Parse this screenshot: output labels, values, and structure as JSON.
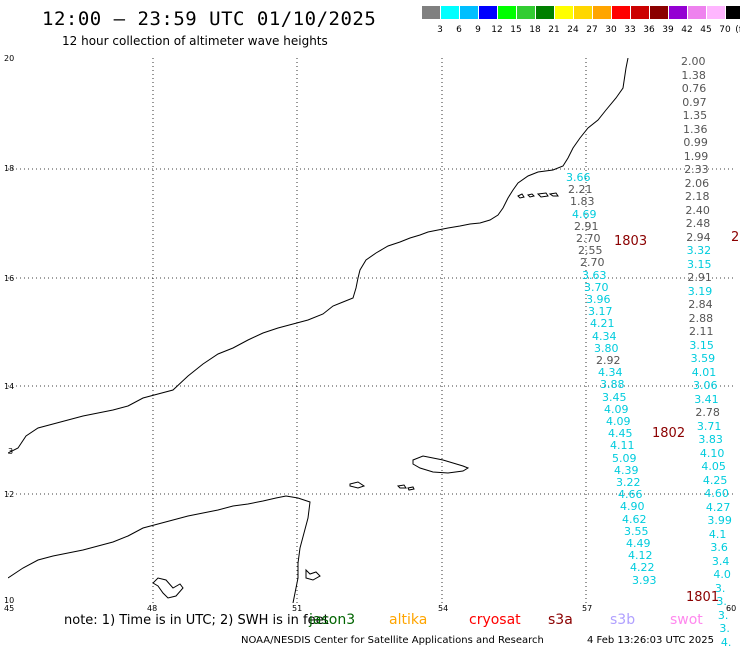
{
  "title": "12:00 – 23:59 UTC 01/10/2025",
  "subtitle": "12 hour collection of altimeter wave heights",
  "legend": {
    "unit": "(ft)",
    "colors": [
      "#808080",
      "#00ffff",
      "#00bfff",
      "#0000ff",
      "#00ff00",
      "#32cd32",
      "#008000",
      "#ffff00",
      "#ffd700",
      "#ffa500",
      "#ff0000",
      "#cc0000",
      "#8b0000",
      "#9400d3",
      "#ee82ee",
      "#ffb6ff",
      "#000000"
    ],
    "labels": [
      "3",
      "6",
      "9",
      "12",
      "15",
      "18",
      "21",
      "24",
      "27",
      "30",
      "33",
      "36",
      "39",
      "42",
      "45",
      "70"
    ]
  },
  "axes": {
    "lat_labels": [
      "20",
      "18",
      "16",
      "14",
      "12",
      "10"
    ],
    "lon_labels": [
      "45",
      "48",
      "51",
      "54",
      "57",
      "60"
    ],
    "left_edge_label": "3"
  },
  "tracks": {
    "gray_a": [
      "2.00",
      "1.38",
      "0.76",
      "0.97",
      "1.35",
      "1.36",
      "0.99",
      "1.99",
      "2.33",
      "2.06",
      "2.18",
      "2.40",
      "2.48",
      "2.94"
    ],
    "cyan_a": [
      "3.32",
      "3.15"
    ],
    "gray_b": [
      "2.91"
    ],
    "cyan_b": [
      "3.19"
    ],
    "gray_c": [
      "2.84",
      "2.88",
      "2.11"
    ],
    "cyan_c": [
      "3.15",
      "3.59",
      "4.01",
      "3.06",
      "3.41"
    ],
    "gray_d": [
      "2.78"
    ],
    "cyan_d": [
      "3.71",
      "3.83",
      "4.10",
      "4.05",
      "4.25",
      "4.60",
      "4.27",
      "3.99",
      "4.1",
      "3.6",
      "3.4",
      "4.0",
      "3.",
      "3.",
      "3.",
      "3.",
      "4."
    ],
    "mid_a": [
      {
        "v": "3.66",
        "c": "cyan"
      },
      {
        "v": "2.21",
        "c": "gray"
      },
      {
        "v": "1.83",
        "c": "gray"
      },
      {
        "v": "4.69",
        "c": "cyan"
      },
      {
        "v": "2.91",
        "c": "gray"
      },
      {
        "v": "2.70",
        "c": "gray"
      },
      {
        "v": "2.55",
        "c": "gray"
      },
      {
        "v": "2.70",
        "c": "gray"
      },
      {
        "v": "3.63",
        "c": "cyan"
      },
      {
        "v": "3.70",
        "c": "cyan"
      },
      {
        "v": "3.96",
        "c": "cyan"
      },
      {
        "v": "3.17",
        "c": "cyan"
      },
      {
        "v": "4.21",
        "c": "cyan"
      },
      {
        "v": "4.34",
        "c": "cyan"
      },
      {
        "v": "3.80",
        "c": "cyan"
      },
      {
        "v": "2.92",
        "c": "gray"
      },
      {
        "v": "4.34",
        "c": "cyan"
      },
      {
        "v": "3.88",
        "c": "cyan"
      },
      {
        "v": "3.45",
        "c": "cyan"
      },
      {
        "v": "4.09",
        "c": "cyan"
      },
      {
        "v": "4.09",
        "c": "cyan"
      },
      {
        "v": "4.45",
        "c": "cyan"
      },
      {
        "v": "4.11",
        "c": "cyan"
      },
      {
        "v": "5.09",
        "c": "cyan"
      },
      {
        "v": "4.39",
        "c": "cyan"
      },
      {
        "v": "3.22",
        "c": "cyan"
      },
      {
        "v": "4.66",
        "c": "cyan"
      },
      {
        "v": "4.90",
        "c": "cyan"
      },
      {
        "v": "4.62",
        "c": "cyan"
      },
      {
        "v": "3.55",
        "c": "cyan"
      },
      {
        "v": "4.49",
        "c": "cyan"
      },
      {
        "v": "4.12",
        "c": "cyan"
      },
      {
        "v": "4.22",
        "c": "cyan"
      },
      {
        "v": "3.93",
        "c": "cyan"
      }
    ]
  },
  "revolutions": [
    "1803",
    "1802",
    "1801",
    "2"
  ],
  "note": "note: 1) Time is in UTC; 2) SWH is in feet",
  "satellites": [
    {
      "name": "jason3",
      "color": "#006400"
    },
    {
      "name": "altika",
      "color": "#ffa500"
    },
    {
      "name": "cryosat",
      "color": "#ff0000"
    },
    {
      "name": "s3a",
      "color": "#8b0000"
    },
    {
      "name": "s3b",
      "color": "#b0a0ff"
    },
    {
      "name": "swot",
      "color": "#ff88ee"
    }
  ],
  "footer": {
    "center": "NOAA/NESDIS Center for Satellite Applications and Research",
    "timestamp": "4 Feb 13:26:03 UTC 2025"
  }
}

○ ○ ○ ○ ○ ○ ○

■ **THE PROBLEM**:
Quote the preceding records in their entirety, excluding every picture.

■ **RESULT**:
Parse this screenshot: output labels, values, and structure as JSON.
{
  "title": "12:00 – 23:59 UTC 01/10/2025",
  "subtitle": "12 hour collection of altimeter wave heights",
  "legend": {
    "unit": "(ft)",
    "colors": [
      "#808080",
      "#00ffff",
      "#00bfff",
      "#0000ff",
      "#00ff00",
      "#32cd32",
      "#008000",
      "#ffff00",
      "#ffd700",
      "#ffa500",
      "#ff0000",
      "#cc0000",
      "#8b0000",
      "#9400d3",
      "#ee82ee",
      "#ffb6ff",
      "#000000"
    ],
    "labels": [
      "3",
      "6",
      "9",
      "12",
      "15",
      "18",
      "21",
      "24",
      "27",
      "30",
      "33",
      "36",
      "39",
      "42",
      "45",
      "70"
    ]
  },
  "axes": {
    "lat_labels": [
      "20",
      "18",
      "16",
      "14",
      "12",
      "10"
    ],
    "lon_labels": [
      "45",
      "48",
      "51",
      "54",
      "57",
      "60"
    ],
    "left_edge_label": "3"
  },
  "tracks": {
    "gray_a": [
      "2.00",
      "1.38",
      "0.76",
      "0.97",
      "1.35",
      "1.36",
      "0.99",
      "1.99",
      "2.33",
      "2.06",
      "2.18",
      "2.40",
      "2.48",
      "2.94"
    ],
    "cyan_a": [
      "3.32",
      "3.15"
    ],
    "gray_b": [
      "2.91"
    ],
    "cyan_b": [
      "3.19"
    ],
    "gray_c": [
      "2.84",
      "2.88",
      "2.11"
    ],
    "cyan_c": [
      "3.15",
      "3.59",
      "4.01",
      "3.06",
      "3.41"
    ],
    "gray_d": [
      "2.78"
    ],
    "cyan_d": [
      "3.71",
      "3.83",
      "4.10",
      "4.05",
      "4.25",
      "4.60",
      "4.27",
      "3.99",
      "4.1",
      "3.6",
      "3.4",
      "4.0",
      "3.",
      "3.",
      "3.",
      "3.",
      "4."
    ],
    "mid_a": [
      {
        "v": "3.66",
        "c": "cyan"
      },
      {
        "v": "2.21",
        "c": "gray"
      },
      {
        "v": "1.83",
        "c": "gray"
      },
      {
        "v": "4.69",
        "c": "cyan"
      },
      {
        "v": "2.91",
        "c": "gray"
      },
      {
        "v": "2.70",
        "c": "gray"
      },
      {
        "v": "2.55",
        "c": "gray"
      },
      {
        "v": "2.70",
        "c": "gray"
      },
      {
        "v": "3.63",
        "c": "cyan"
      },
      {
        "v": "3.70",
        "c": "cyan"
      },
      {
        "v": "3.96",
        "c": "cyan"
      },
      {
        "v": "3.17",
        "c": "cyan"
      },
      {
        "v": "4.21",
        "c": "cyan"
      },
      {
        "v": "4.34",
        "c": "cyan"
      },
      {
        "v": "3.80",
        "c": "cyan"
      },
      {
        "v": "2.92",
        "c": "gray"
      },
      {
        "v": "4.34",
        "c": "cyan"
      },
      {
        "v": "3.88",
        "c": "cyan"
      },
      {
        "v": "3.45",
        "c": "cyan"
      },
      {
        "v": "4.09",
        "c": "cyan"
      },
      {
        "v": "4.09",
        "c": "cyan"
      },
      {
        "v": "4.45",
        "c": "cyan"
      },
      {
        "v": "4.11",
        "c": "cyan"
      },
      {
        "v": "5.09",
        "c": "cyan"
      },
      {
        "v": "4.39",
        "c": "cyan"
      },
      {
        "v": "3.22",
        "c": "cyan"
      },
      {
        "v": "4.66",
        "c": "cyan"
      },
      {
        "v": "4.90",
        "c": "cyan"
      },
      {
        "v": "4.62",
        "c": "cyan"
      },
      {
        "v": "3.55",
        "c": "cyan"
      },
      {
        "v": "4.49",
        "c": "cyan"
      },
      {
        "v": "4.12",
        "c": "cyan"
      },
      {
        "v": "4.22",
        "c": "cyan"
      },
      {
        "v": "3.93",
        "c": "cyan"
      }
    ]
  },
  "revolutions": [
    "1803",
    "1802",
    "1801",
    "2"
  ],
  "note": "note: 1) Time is in UTC; 2) SWH is in feet",
  "satellites": [
    {
      "name": "jason3",
      "color": "#006400"
    },
    {
      "name": "altika",
      "color": "#ffa500"
    },
    {
      "name": "cryosat",
      "color": "#ff0000"
    },
    {
      "name": "s3a",
      "color": "#8b0000"
    },
    {
      "name": "s3b",
      "color": "#b0a0ff"
    },
    {
      "name": "swot",
      "color": "#ff88ee"
    }
  ],
  "footer": {
    "center": "NOAA/NESDIS Center for Satellite Applications and Research",
    "timestamp": "4 Feb 13:26:03 UTC 2025"
  }
}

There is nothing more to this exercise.